## Recorded information
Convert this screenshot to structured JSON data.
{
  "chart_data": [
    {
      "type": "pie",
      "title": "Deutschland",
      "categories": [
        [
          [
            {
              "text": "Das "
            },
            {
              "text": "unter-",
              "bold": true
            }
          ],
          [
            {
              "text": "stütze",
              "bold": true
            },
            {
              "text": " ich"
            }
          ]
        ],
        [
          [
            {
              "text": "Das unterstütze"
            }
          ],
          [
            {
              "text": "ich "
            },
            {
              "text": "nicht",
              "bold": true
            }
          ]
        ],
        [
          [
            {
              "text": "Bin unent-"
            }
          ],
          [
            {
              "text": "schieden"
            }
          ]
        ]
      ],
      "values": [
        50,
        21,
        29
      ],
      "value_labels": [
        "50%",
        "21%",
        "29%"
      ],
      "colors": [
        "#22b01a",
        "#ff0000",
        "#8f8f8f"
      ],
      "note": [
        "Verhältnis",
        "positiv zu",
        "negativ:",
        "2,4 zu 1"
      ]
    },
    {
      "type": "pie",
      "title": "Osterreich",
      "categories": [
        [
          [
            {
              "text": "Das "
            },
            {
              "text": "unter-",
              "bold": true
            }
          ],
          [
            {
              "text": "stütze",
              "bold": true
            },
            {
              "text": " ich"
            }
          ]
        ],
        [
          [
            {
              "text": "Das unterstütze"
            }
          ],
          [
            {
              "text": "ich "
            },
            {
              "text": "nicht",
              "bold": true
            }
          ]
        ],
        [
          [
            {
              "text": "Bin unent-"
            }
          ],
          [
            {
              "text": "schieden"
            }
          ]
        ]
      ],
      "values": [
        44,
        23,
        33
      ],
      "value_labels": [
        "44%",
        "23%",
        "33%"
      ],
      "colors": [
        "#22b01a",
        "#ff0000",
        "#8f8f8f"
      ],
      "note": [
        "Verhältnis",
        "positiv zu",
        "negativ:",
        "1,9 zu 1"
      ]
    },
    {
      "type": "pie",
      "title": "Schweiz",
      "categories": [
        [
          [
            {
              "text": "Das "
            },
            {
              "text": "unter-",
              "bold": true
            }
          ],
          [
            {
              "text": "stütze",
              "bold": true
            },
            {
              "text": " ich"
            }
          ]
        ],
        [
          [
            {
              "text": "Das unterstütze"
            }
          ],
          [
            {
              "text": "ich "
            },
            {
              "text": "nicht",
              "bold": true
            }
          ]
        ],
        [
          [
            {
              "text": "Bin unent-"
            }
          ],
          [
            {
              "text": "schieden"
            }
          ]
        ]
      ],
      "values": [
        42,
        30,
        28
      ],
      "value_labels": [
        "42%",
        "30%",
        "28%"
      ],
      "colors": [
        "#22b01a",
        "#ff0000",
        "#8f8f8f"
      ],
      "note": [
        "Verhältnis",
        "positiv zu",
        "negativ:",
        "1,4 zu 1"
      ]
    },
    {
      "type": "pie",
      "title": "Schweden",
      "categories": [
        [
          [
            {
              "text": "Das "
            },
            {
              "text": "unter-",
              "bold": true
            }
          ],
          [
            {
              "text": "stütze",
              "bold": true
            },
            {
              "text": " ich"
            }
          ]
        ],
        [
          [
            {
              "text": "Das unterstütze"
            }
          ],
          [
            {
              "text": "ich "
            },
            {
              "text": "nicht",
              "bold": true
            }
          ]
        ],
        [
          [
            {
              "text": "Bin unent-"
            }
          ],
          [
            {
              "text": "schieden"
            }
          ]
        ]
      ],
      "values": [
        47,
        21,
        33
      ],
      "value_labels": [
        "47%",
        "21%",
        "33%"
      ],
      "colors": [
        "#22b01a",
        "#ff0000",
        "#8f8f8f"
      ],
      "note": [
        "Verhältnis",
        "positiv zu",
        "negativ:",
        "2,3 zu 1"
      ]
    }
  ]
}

## Task goal
Your task is to extract all of the records exactly.

## Complete output
Convert this screenshot to structured JSON data.
{
  "chart_data": [
    {
      "type": "pie",
      "title": "Deutschland",
      "categories": [
        [
          [
            {
              "text": "Das "
            },
            {
              "text": "unter-",
              "bold": true
            }
          ],
          [
            {
              "text": "stütze",
              "bold": true
            },
            {
              "text": " ich"
            }
          ]
        ],
        [
          [
            {
              "text": "Das unterstütze"
            }
          ],
          [
            {
              "text": "ich "
            },
            {
              "text": "nicht",
              "bold": true
            }
          ]
        ],
        [
          [
            {
              "text": "Bin unent-"
            }
          ],
          [
            {
              "text": "schieden"
            }
          ]
        ]
      ],
      "values": [
        50,
        21,
        29
      ],
      "value_labels": [
        "50%",
        "21%",
        "29%"
      ],
      "colors": [
        "#22b01a",
        "#ff0000",
        "#8f8f8f"
      ],
      "note": [
        "Verhältnis",
        "positiv zu",
        "negativ:",
        "2,4 zu 1"
      ]
    },
    {
      "type": "pie",
      "title": "Osterreich",
      "categories": [
        [
          [
            {
              "text": "Das "
            },
            {
              "text": "unter-",
              "bold": true
            }
          ],
          [
            {
              "text": "stütze",
              "bold": true
            },
            {
              "text": " ich"
            }
          ]
        ],
        [
          [
            {
              "text": "Das unterstütze"
            }
          ],
          [
            {
              "text": "ich "
            },
            {
              "text": "nicht",
              "bold": true
            }
          ]
        ],
        [
          [
            {
              "text": "Bin unent-"
            }
          ],
          [
            {
              "text": "schieden"
            }
          ]
        ]
      ],
      "values": [
        44,
        23,
        33
      ],
      "value_labels": [
        "44%",
        "23%",
        "33%"
      ],
      "colors": [
        "#22b01a",
        "#ff0000",
        "#8f8f8f"
      ],
      "note": [
        "Verhältnis",
        "positiv zu",
        "negativ:",
        "1,9 zu 1"
      ]
    },
    {
      "type": "pie",
      "title": "Schweiz",
      "categories": [
        [
          [
            {
              "text": "Das "
            },
            {
              "text": "unter-",
              "bold": true
            }
          ],
          [
            {
              "text": "stütze",
              "bold": true
            },
            {
              "text": " ich"
            }
          ]
        ],
        [
          [
            {
              "text": "Das unterstütze"
            }
          ],
          [
            {
              "text": "ich "
            },
            {
              "text": "nicht",
              "bold": true
            }
          ]
        ],
        [
          [
            {
              "text": "Bin unent-"
            }
          ],
          [
            {
              "text": "schieden"
            }
          ]
        ]
      ],
      "values": [
        42,
        30,
        28
      ],
      "value_labels": [
        "42%",
        "30%",
        "28%"
      ],
      "colors": [
        "#22b01a",
        "#ff0000",
        "#8f8f8f"
      ],
      "note": [
        "Verhältnis",
        "positiv zu",
        "negativ:",
        "1,4 zu 1"
      ]
    },
    {
      "type": "pie",
      "title": "Schweden",
      "categories": [
        [
          [
            {
              "text": "Das "
            },
            {
              "text": "unter-",
              "bold": true
            }
          ],
          [
            {
              "text": "stütze",
              "bold": true
            },
            {
              "text": " ich"
            }
          ]
        ],
        [
          [
            {
              "text": "Das unterstütze"
            }
          ],
          [
            {
              "text": "ich "
            },
            {
              "text": "nicht",
              "bold": true
            }
          ]
        ],
        [
          [
            {
              "text": "Bin unent-"
            }
          ],
          [
            {
              "text": "schieden"
            }
          ]
        ]
      ],
      "values": [
        47,
        21,
        33
      ],
      "value_labels": [
        "47%",
        "21%",
        "33%"
      ],
      "colors": [
        "#22b01a",
        "#ff0000",
        "#8f8f8f"
      ],
      "note": [
        "Verhältnis",
        "positiv zu",
        "negativ:",
        "2,3 zu 1"
      ]
    }
  ]
}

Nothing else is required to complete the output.